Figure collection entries
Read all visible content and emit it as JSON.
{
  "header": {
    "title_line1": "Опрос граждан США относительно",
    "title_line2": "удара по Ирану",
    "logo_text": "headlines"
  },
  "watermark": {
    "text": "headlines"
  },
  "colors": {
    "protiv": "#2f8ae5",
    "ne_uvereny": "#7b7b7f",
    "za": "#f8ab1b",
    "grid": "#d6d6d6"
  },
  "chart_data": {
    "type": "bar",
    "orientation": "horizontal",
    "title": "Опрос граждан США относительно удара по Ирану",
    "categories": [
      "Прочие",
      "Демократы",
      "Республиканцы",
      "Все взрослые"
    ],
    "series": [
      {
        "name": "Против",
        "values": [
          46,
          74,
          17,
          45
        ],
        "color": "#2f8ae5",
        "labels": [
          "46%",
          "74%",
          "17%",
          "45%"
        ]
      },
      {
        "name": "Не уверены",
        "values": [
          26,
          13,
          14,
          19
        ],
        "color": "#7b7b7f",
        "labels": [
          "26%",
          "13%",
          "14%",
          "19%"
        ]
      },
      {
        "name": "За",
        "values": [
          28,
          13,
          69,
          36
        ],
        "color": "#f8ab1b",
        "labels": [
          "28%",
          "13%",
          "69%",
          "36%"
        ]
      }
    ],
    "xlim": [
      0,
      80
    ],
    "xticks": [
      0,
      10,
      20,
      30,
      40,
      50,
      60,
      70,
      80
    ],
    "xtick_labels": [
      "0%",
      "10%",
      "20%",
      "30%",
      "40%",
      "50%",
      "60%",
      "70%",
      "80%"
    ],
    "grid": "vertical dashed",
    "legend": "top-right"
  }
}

Your task →
Each line of the material above must be retyped precisely.

Output of the task →
Read all visible content and emit it as JSON.
{
  "header": {
    "title_line1": "Опрос граждан США относительно",
    "title_line2": "удара по Ирану",
    "logo_text": "headlines"
  },
  "watermark": {
    "text": "headlines"
  },
  "colors": {
    "protiv": "#2f8ae5",
    "ne_uvereny": "#7b7b7f",
    "za": "#f8ab1b",
    "grid": "#d6d6d6"
  },
  "chart_data": {
    "type": "bar",
    "orientation": "horizontal",
    "title": "Опрос граждан США относительно удара по Ирану",
    "categories": [
      "Прочие",
      "Демократы",
      "Республиканцы",
      "Все взрослые"
    ],
    "series": [
      {
        "name": "Против",
        "values": [
          46,
          74,
          17,
          45
        ],
        "color": "#2f8ae5",
        "labels": [
          "46%",
          "74%",
          "17%",
          "45%"
        ]
      },
      {
        "name": "Не уверены",
        "values": [
          26,
          13,
          14,
          19
        ],
        "color": "#7b7b7f",
        "labels": [
          "26%",
          "13%",
          "14%",
          "19%"
        ]
      },
      {
        "name": "За",
        "values": [
          28,
          13,
          69,
          36
        ],
        "color": "#f8ab1b",
        "labels": [
          "28%",
          "13%",
          "69%",
          "36%"
        ]
      }
    ],
    "xlim": [
      0,
      80
    ],
    "xticks": [
      0,
      10,
      20,
      30,
      40,
      50,
      60,
      70,
      80
    ],
    "xtick_labels": [
      "0%",
      "10%",
      "20%",
      "30%",
      "40%",
      "50%",
      "60%",
      "70%",
      "80%"
    ],
    "grid": "vertical dashed",
    "legend": "top-right"
  }
}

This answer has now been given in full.